▶ **JOB**: Sort through the data and copy the lines holding the word "this".

* * * * * * *

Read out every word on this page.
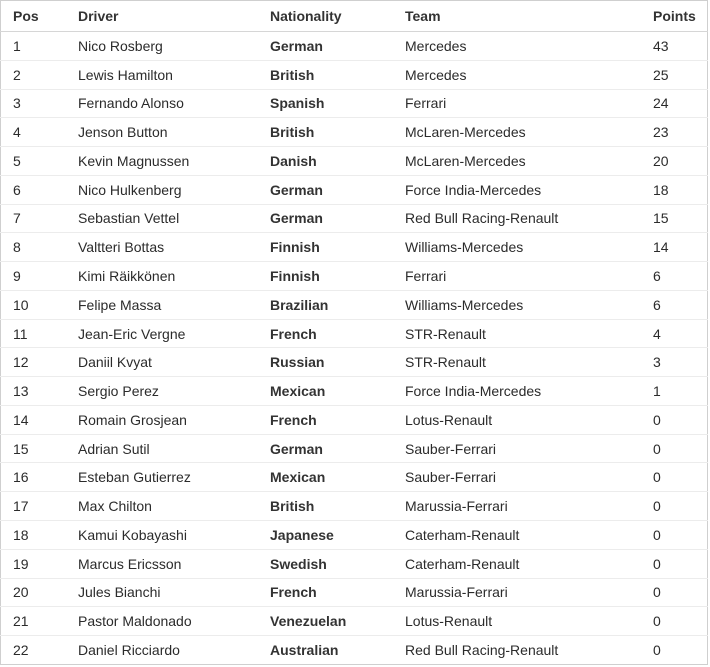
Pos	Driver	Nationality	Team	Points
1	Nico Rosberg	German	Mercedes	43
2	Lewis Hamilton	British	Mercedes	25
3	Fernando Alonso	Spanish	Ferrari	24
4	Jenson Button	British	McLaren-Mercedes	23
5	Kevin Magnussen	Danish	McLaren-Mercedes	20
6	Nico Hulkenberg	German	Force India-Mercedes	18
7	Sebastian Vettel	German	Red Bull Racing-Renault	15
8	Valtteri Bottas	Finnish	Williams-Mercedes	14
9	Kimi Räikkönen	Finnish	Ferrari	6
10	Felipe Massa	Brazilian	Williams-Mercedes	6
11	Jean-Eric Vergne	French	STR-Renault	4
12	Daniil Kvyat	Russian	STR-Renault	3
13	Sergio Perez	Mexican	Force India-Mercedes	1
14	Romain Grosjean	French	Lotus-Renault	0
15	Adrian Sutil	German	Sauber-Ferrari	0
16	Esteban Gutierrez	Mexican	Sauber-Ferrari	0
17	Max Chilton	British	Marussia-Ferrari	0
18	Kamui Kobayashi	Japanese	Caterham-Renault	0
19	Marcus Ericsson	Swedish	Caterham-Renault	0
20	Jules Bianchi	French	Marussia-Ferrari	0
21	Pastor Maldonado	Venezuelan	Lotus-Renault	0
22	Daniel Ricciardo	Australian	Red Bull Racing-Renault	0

* * * * * * *

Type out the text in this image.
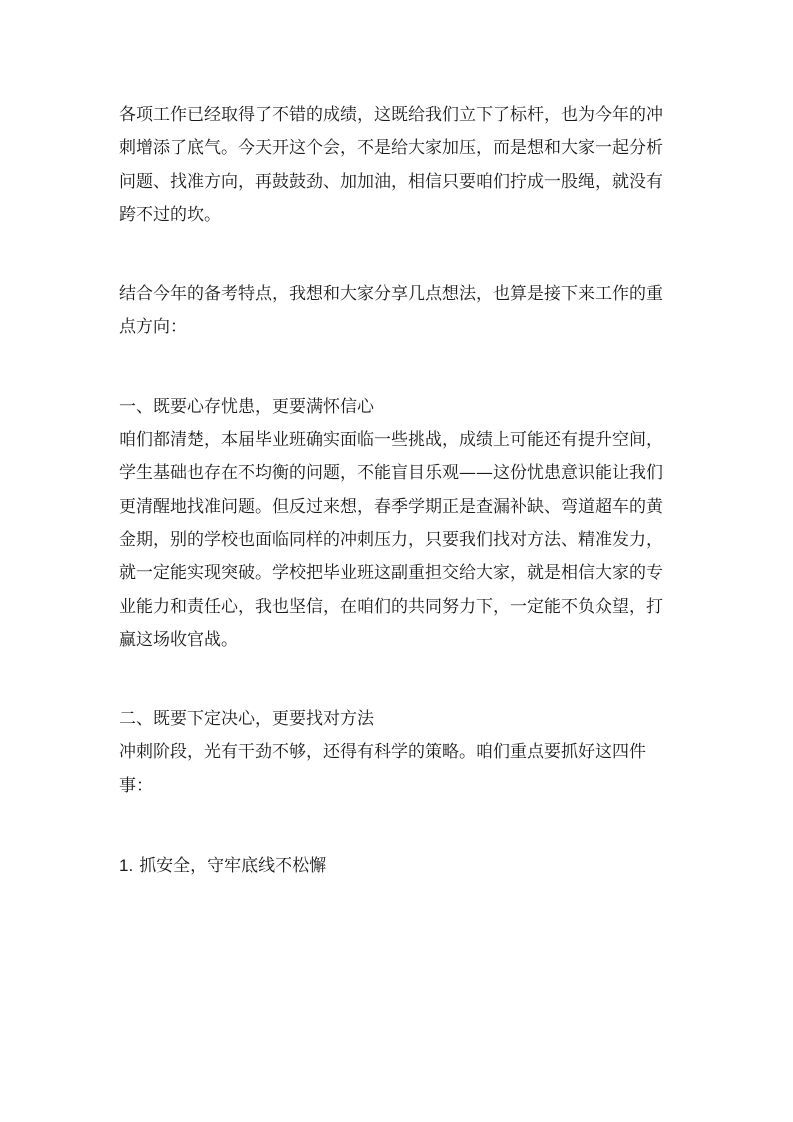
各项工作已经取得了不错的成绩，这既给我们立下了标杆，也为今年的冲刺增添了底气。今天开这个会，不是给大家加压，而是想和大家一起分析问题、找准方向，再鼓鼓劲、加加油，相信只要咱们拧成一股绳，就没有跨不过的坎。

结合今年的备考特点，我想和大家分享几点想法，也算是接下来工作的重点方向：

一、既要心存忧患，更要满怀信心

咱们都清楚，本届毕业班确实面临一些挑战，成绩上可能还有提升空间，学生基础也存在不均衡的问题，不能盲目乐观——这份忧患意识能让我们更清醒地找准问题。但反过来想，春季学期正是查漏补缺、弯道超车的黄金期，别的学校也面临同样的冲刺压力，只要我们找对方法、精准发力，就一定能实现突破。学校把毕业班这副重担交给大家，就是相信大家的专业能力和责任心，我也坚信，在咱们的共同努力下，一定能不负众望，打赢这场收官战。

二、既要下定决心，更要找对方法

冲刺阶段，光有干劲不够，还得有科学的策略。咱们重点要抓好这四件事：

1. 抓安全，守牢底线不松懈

* * * * * * *

▶ **WRITTEN REPLY**:
Read out every word on this page.
Type out the text in this image.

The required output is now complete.